**Exercise aim**
Repeat all of the data precisely.

··· Records for this exercise ···

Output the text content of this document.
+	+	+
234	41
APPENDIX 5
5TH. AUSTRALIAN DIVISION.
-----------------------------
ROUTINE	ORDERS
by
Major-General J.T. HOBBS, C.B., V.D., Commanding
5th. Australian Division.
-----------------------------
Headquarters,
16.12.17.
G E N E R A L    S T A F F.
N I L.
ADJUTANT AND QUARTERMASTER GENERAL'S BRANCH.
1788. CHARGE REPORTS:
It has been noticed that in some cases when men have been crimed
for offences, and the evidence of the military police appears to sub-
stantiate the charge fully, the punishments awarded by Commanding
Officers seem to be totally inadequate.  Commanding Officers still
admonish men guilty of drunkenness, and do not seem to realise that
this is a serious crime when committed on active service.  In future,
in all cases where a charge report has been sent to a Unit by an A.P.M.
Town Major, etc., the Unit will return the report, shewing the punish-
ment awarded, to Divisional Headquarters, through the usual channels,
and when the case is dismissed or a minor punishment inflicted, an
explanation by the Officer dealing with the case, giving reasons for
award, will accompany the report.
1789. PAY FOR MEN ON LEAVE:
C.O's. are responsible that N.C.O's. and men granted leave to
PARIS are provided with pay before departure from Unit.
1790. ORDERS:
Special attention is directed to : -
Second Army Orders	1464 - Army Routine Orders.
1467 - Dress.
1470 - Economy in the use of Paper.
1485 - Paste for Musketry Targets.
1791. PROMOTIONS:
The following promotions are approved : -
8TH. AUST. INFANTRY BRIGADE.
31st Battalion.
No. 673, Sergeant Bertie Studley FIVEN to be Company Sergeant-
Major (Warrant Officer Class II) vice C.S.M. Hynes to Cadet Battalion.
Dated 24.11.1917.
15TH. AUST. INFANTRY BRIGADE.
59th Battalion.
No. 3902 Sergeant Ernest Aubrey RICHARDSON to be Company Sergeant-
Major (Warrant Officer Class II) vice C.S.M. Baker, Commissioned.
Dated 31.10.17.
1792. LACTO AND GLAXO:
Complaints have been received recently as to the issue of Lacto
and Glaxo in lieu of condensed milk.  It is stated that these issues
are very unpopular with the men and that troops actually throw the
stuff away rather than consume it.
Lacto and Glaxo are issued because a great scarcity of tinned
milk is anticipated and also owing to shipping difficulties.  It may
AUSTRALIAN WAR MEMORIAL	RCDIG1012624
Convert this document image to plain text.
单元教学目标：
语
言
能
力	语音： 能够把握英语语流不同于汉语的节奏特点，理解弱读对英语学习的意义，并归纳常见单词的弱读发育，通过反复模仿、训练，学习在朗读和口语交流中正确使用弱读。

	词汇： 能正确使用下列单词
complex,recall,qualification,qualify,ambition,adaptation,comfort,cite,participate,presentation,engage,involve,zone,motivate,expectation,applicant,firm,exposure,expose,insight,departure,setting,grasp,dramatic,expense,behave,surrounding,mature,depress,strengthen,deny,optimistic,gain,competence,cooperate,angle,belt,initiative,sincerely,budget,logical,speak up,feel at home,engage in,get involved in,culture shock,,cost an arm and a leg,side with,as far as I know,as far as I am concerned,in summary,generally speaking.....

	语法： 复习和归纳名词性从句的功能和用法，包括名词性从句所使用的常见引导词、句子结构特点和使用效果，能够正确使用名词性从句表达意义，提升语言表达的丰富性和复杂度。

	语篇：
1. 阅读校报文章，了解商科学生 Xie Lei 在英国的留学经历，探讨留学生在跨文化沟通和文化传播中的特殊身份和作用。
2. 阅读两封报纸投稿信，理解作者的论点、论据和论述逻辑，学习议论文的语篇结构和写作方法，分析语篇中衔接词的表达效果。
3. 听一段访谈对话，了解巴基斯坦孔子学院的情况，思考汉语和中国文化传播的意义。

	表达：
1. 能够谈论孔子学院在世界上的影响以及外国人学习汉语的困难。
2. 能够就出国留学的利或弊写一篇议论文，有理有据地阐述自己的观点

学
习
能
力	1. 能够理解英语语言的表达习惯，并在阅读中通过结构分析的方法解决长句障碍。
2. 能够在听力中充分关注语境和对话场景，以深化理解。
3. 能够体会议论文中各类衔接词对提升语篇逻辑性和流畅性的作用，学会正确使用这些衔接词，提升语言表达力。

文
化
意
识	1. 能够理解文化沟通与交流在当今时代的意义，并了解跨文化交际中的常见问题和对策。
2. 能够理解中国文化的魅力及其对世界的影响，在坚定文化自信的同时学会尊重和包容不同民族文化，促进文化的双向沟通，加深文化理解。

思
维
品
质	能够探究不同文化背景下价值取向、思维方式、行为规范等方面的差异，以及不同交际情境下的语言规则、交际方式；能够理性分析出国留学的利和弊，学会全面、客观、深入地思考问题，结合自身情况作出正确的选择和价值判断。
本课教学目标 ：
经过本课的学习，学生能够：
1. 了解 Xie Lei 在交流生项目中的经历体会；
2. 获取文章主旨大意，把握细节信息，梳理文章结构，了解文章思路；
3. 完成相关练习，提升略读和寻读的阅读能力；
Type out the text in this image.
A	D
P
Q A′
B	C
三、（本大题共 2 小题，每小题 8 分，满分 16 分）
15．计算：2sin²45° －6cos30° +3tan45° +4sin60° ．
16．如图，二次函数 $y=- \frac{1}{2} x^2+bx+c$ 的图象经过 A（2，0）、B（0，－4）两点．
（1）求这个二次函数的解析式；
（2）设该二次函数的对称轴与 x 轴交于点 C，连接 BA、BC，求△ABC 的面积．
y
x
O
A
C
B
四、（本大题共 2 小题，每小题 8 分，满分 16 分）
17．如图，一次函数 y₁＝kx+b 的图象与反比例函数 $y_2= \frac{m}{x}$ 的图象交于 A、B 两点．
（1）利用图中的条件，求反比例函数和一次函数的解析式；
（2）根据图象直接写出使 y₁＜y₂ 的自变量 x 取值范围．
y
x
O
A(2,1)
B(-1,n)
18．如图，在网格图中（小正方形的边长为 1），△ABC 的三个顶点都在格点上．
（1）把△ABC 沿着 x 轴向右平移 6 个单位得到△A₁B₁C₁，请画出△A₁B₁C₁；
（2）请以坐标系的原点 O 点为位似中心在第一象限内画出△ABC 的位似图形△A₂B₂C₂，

···

**Exercise response**
Output the text content of this document.
+	+	+
234	41
APPENDIX 5
5TH. AUSTRALIAN DIVISION.
-----------------------------
ROUTINE	ORDERS
by
Major-General J.T. HOBBS, C.B., V.D., Commanding
5th. Australian Division.
-----------------------------
Headquarters,
16.12.17.
G E N E R A L    S T A F F.
N I L.
ADJUTANT AND QUARTERMASTER GENERAL'S BRANCH.
1788. CHARGE REPORTS:
It has been noticed that in some cases when men have been crimed
for offences, and the evidence of the military police appears to sub-
stantiate the charge fully, the punishments awarded by Commanding
Officers seem to be totally inadequate.  Commanding Officers still
admonish men guilty of drunkenness, and do not seem to realise that
this is a serious crime when committed on active service.  In future,
in all cases where a charge report has been sent to a Unit by an A.P.M.
Town Major, etc., the Unit will return the report, shewing the punish-
ment awarded, to Divisional Headquarters, through the usual channels,
and when the case is dismissed or a minor punishment inflicted, an
explanation by the Officer dealing with the case, giving reasons for
award, will accompany the report.
1789. PAY FOR MEN ON LEAVE:
C.O's. are responsible that N.C.O's. and men granted leave to
PARIS are provided with pay before departure from Unit.
1790. ORDERS:
Special attention is directed to : -
Second Army Orders	1464 - Army Routine Orders.
1467 - Dress.
1470 - Economy in the use of Paper.
1485 - Paste for Musketry Targets.
1791. PROMOTIONS:
The following promotions are approved : -
8TH. AUST. INFANTRY BRIGADE.
31st Battalion.
No. 673, Sergeant Bertie Studley FIVEN to be Company Sergeant-
Major (Warrant Officer Class II) vice C.S.M. Hynes to Cadet Battalion.
Dated 24.11.1917.
15TH. AUST. INFANTRY BRIGADE.
59th Battalion.
No. 3902 Sergeant Ernest Aubrey RICHARDSON to be Company Sergeant-
Major (Warrant Officer Class II) vice C.S.M. Baker, Commissioned.
Dated 31.10.17.
1792. LACTO AND GLAXO:
Complaints have been received recently as to the issue of Lacto
and Glaxo in lieu of condensed milk.  It is stated that these issues
are very unpopular with the men and that troops actually throw the
stuff away rather than consume it.
Lacto and Glaxo are issued because a great scarcity of tinned
milk is anticipated and also owing to shipping difficulties.  It may
AUSTRALIAN WAR MEMORIAL	RCDIG1012624
Convert this document image to plain text.
单元教学目标：
语
言
能
力	语音： 能够把握英语语流不同于汉语的节奏特点，理解弱读对英语学习的意义，并归纳常见单词的弱读发育，通过反复模仿、训练，学习在朗读和口语交流中正确使用弱读。

	词汇： 能正确使用下列单词
complex,recall,qualification,qualify,ambition,adaptation,comfort,cite,participate,presentation,engage,involve,zone,motivate,expectation,applicant,firm,exposure,expose,insight,departure,setting,grasp,dramatic,expense,behave,surrounding,mature,depress,strengthen,deny,optimistic,gain,competence,cooperate,angle,belt,initiative,sincerely,budget,logical,speak up,feel at home,engage in,get involved in,culture shock,,cost an arm and a leg,side with,as far as I know,as far as I am concerned,in summary,generally speaking.....

	语法： 复习和归纳名词性从句的功能和用法，包括名词性从句所使用的常见引导词、句子结构特点和使用效果，能够正确使用名词性从句表达意义，提升语言表达的丰富性和复杂度。

	语篇：
1. 阅读校报文章，了解商科学生 Xie Lei 在英国的留学经历，探讨留学生在跨文化沟通和文化传播中的特殊身份和作用。
2. 阅读两封报纸投稿信，理解作者的论点、论据和论述逻辑，学习议论文的语篇结构和写作方法，分析语篇中衔接词的表达效果。
3. 听一段访谈对话，了解巴基斯坦孔子学院的情况，思考汉语和中国文化传播的意义。

	表达：
1. 能够谈论孔子学院在世界上的影响以及外国人学习汉语的困难。
2. 能够就出国留学的利或弊写一篇议论文，有理有据地阐述自己的观点

学
习
能
力	1. 能够理解英语语言的表达习惯，并在阅读中通过结构分析的方法解决长句障碍。
2. 能够在听力中充分关注语境和对话场景，以深化理解。
3. 能够体会议论文中各类衔接词对提升语篇逻辑性和流畅性的作用，学会正确使用这些衔接词，提升语言表达力。

文
化
意
识	1. 能够理解文化沟通与交流在当今时代的意义，并了解跨文化交际中的常见问题和对策。
2. 能够理解中国文化的魅力及其对世界的影响，在坚定文化自信的同时学会尊重和包容不同民族文化，促进文化的双向沟通，加深文化理解。

思
维
品
质	能够探究不同文化背景下价值取向、思维方式、行为规范等方面的差异，以及不同交际情境下的语言规则、交际方式；能够理性分析出国留学的利和弊，学会全面、客观、深入地思考问题，结合自身情况作出正确的选择和价值判断。
本课教学目标 ：
经过本课的学习，学生能够：
1. 了解 Xie Lei 在交流生项目中的经历体会；
2. 获取文章主旨大意，把握细节信息，梳理文章结构，了解文章思路；
3. 完成相关练习，提升略读和寻读的阅读能力；
Type out the text in this image.
A	D
P
Q A′
B	C
三、（本大题共 2 小题，每小题 8 分，满分 16 分）
15．计算：2sin²45° －6cos30° +3tan45° +4sin60° ．
16．如图，二次函数 $y=- \frac{1}{2} x^2+bx+c$ 的图象经过 A（2，0）、B（0，－4）两点．
（1）求这个二次函数的解析式；
（2）设该二次函数的对称轴与 x 轴交于点 C，连接 BA、BC，求△ABC 的面积．
y
x
O
A
C
B
四、（本大题共 2 小题，每小题 8 分，满分 16 分）
17．如图，一次函数 y₁＝kx+b 的图象与反比例函数 $y_2= \frac{m}{x}$ 的图象交于 A、B 两点．
（1）利用图中的条件，求反比例函数和一次函数的解析式；
（2）根据图象直接写出使 y₁＜y₂ 的自变量 x 取值范围．
y
x
O
A(2,1)
B(-1,n)
18．如图，在网格图中（小正方形的边长为 1），△ABC 的三个顶点都在格点上．
（1）把△ABC 沿着 x 轴向右平移 6 个单位得到△A₁B₁C₁，请画出△A₁B₁C₁；
（2）请以坐标系的原点 O 点为位似中心在第一象限内画出△ABC 的位似图形△A₂B₂C₂，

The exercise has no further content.